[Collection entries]
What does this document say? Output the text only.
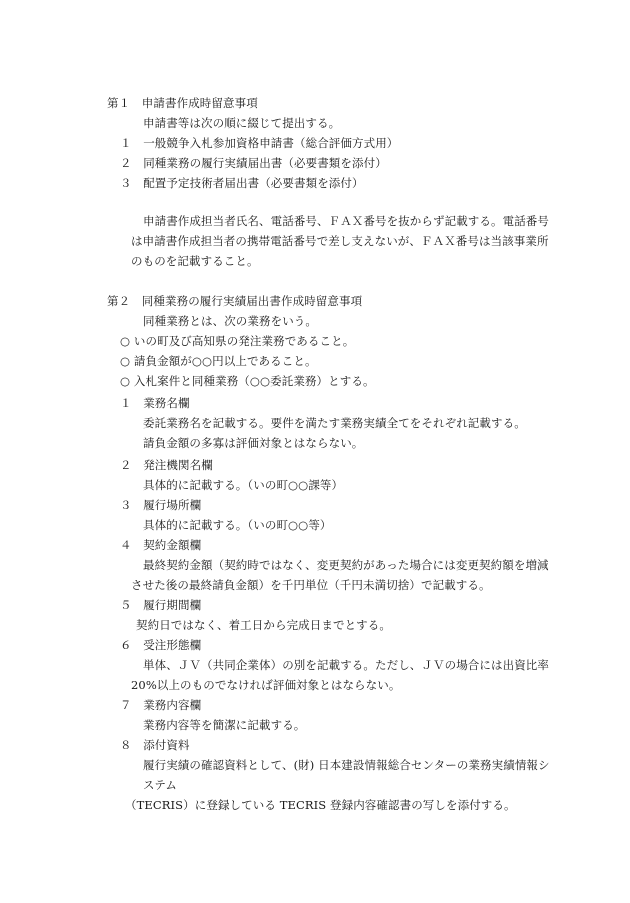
第１　申請書作成時留意事項
申請書等は次の順に綴じて提出する。
１　一般競争入札参加資格申請書（総合評価方式用）
２　同種業務の履行実績届出書（必要書類を添付）
３　配置予定技術者届出書（必要書類を添付）
申請書作成担当者氏名、電話番号、ＦＡＸ番号を抜からず記載する。電話番号
は申請書作成担当者の携帯電話番号で差し支えないが、ＦＡＸ番号は当該事業所
のものを記載すること。
第２　同種業務の履行実績届出書作成時留意事項
同種業務とは、次の業務をいう。
○ いの町及び高知県の発注業務であること。
○ 請負金額が○○円以上であること。
○ 入札案件と同種業務（○○委託業務）とする。
１　業務名欄
委託業務名を記載する。要件を満たす業務実績全てをそれぞれ記載する。
請負金額の多寡は評価対象とはならない。
２　発注機関名欄
具体的に記載する。（いの町○○課等）
３　履行場所欄
具体的に記載する。（いの町○○等）
４　契約金額欄
最終契約金額（契約時ではなく、変更契約があった場合には変更契約額を増減
させた後の最終請負金額）を千円単位（千円未満切捨）で記載する。
５　履行期間欄
契約日ではなく、着工日から完成日までとする。
６　受注形態欄
単体、ＪＶ（共同企業体）の別を記載する。ただし、ＪＶの場合には出資比率
20%以上のものでなければ評価対象とはならない。
７　業務内容欄
業務内容等を簡潔に記載する。
８　添付資料
履行実績の確認資料として、(財) 日本建設情報総合センターの業務実績情報シ
ステム
（TECRIS）に登録している TECRIS 登録内容確認書の写しを添付する。
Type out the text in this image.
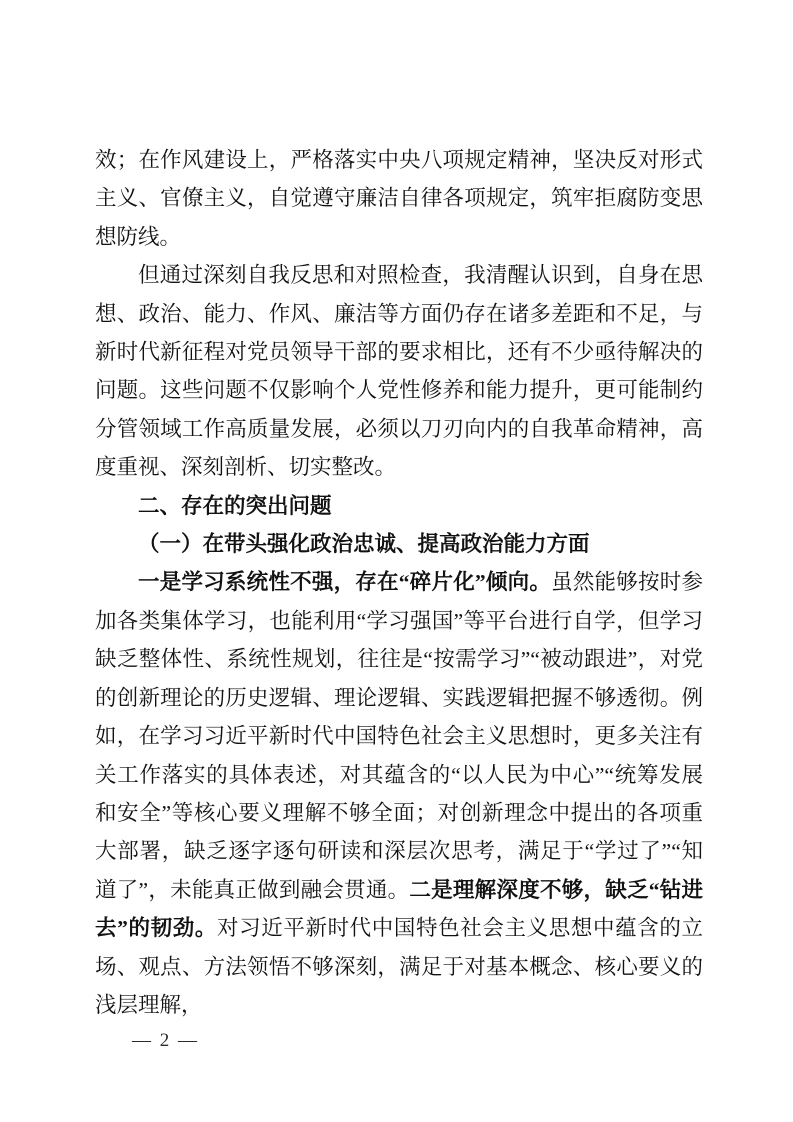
效；在作风建设上，严格落实中央八项规定精神，坚决反对形式主义、官僚主义，自觉遵守廉洁自律各项规定，筑牢拒腐防变思想防线。

但通过深刻自我反思和对照检查，我清醒认识到，自身在思想、政治、能力、作风、廉洁等方面仍存在诸多差距和不足，与新时代新征程对党员领导干部的要求相比，还有不少亟待解决的问题。这些问题不仅影响个人党性修养和能力提升，更可能制约分管领域工作高质量发展，必须以刀刃向内的自我革命精神，高度重视、深刻剖析、切实整改。

二、存在的突出问题

（一）在带头强化政治忠诚、提高政治能力方面

一是学习系统性不强，存在“碎片化”倾向。虽然能够按时参加各类集体学习，也能利用“学习强国”等平台进行自学，但学习缺乏整体性、系统性规划，往往是“按需学习”“被动跟进”，对党的创新理论的历史逻辑、理论逻辑、实践逻辑把握不够透彻。例如，在学习习近平新时代中国特色社会主义思想时，更多关注有关工作落实的具体表述，对其蕴含的“以人民为中心”“统筹发展和安全”等核心要义理解不够全面；对创新理念中提出的各项重大部署，缺乏逐字逐句研读和深层次思考，满足于“学过了”“知道了”，未能真正做到融会贯通。二是理解深度不够，缺乏“钻进去”的韧劲。对习近平新时代中国特色社会主义思想中蕴含的立场、观点、方法领悟不够深刻，满足于对基本概念、核心要义的浅层理解，

— 2 —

▸ EXERCISE: Above are records to transcribe exactly; leave their pictures out.

▸ THE COMPLETED TASK:
What does this document say? Output the text only.
第１　申請書作成時留意事項
申請書等は次の順に綴じて提出する。
１　一般競争入札参加資格申請書（総合評価方式用）
２　同種業務の履行実績届出書（必要書類を添付）
３　配置予定技術者届出書（必要書類を添付）
申請書作成担当者氏名、電話番号、ＦＡＸ番号を抜からず記載する。電話番号
は申請書作成担当者の携帯電話番号で差し支えないが、ＦＡＸ番号は当該事業所
のものを記載すること。
第２　同種業務の履行実績届出書作成時留意事項
同種業務とは、次の業務をいう。
○ いの町及び高知県の発注業務であること。
○ 請負金額が○○円以上であること。
○ 入札案件と同種業務（○○委託業務）とする。
１　業務名欄
委託業務名を記載する。要件を満たす業務実績全てをそれぞれ記載する。
請負金額の多寡は評価対象とはならない。
２　発注機関名欄
具体的に記載する。（いの町○○課等）
３　履行場所欄
具体的に記載する。（いの町○○等）
４　契約金額欄
最終契約金額（契約時ではなく、変更契約があった場合には変更契約額を増減
させた後の最終請負金額）を千円単位（千円未満切捨）で記載する。
５　履行期間欄
契約日ではなく、着工日から完成日までとする。
６　受注形態欄
単体、ＪＶ（共同企業体）の別を記載する。ただし、ＪＶの場合には出資比率
20%以上のものでなければ評価対象とはならない。
７　業務内容欄
業務内容等を簡潔に記載する。
８　添付資料
履行実績の確認資料として、(財) 日本建設情報総合センターの業務実績情報シ
ステム
（TECRIS）に登録している TECRIS 登録内容確認書の写しを添付する。
Type out the text in this image.
效；在作风建设上，严格落实中央八项规定精神，坚决反对形式主义、官僚主义，自觉遵守廉洁自律各项规定，筑牢拒腐防变思想防线。

但通过深刻自我反思和对照检查，我清醒认识到，自身在思想、政治、能力、作风、廉洁等方面仍存在诸多差距和不足，与新时代新征程对党员领导干部的要求相比，还有不少亟待解决的问题。这些问题不仅影响个人党性修养和能力提升，更可能制约分管领域工作高质量发展，必须以刀刃向内的自我革命精神，高度重视、深刻剖析、切实整改。

二、存在的突出问题

（一）在带头强化政治忠诚、提高政治能力方面

一是学习系统性不强，存在“碎片化”倾向。虽然能够按时参加各类集体学习，也能利用“学习强国”等平台进行自学，但学习缺乏整体性、系统性规划，往往是“按需学习”“被动跟进”，对党的创新理论的历史逻辑、理论逻辑、实践逻辑把握不够透彻。例如，在学习习近平新时代中国特色社会主义思想时，更多关注有关工作落实的具体表述，对其蕴含的“以人民为中心”“统筹发展和安全”等核心要义理解不够全面；对创新理念中提出的各项重大部署，缺乏逐字逐句研读和深层次思考，满足于“学过了”“知道了”，未能真正做到融会贯通。二是理解深度不够，缺乏“钻进去”的韧劲。对习近平新时代中国特色社会主义思想中蕴含的立场、观点、方法领悟不够深刻，满足于对基本概念、核心要义的浅层理解，

— 2 —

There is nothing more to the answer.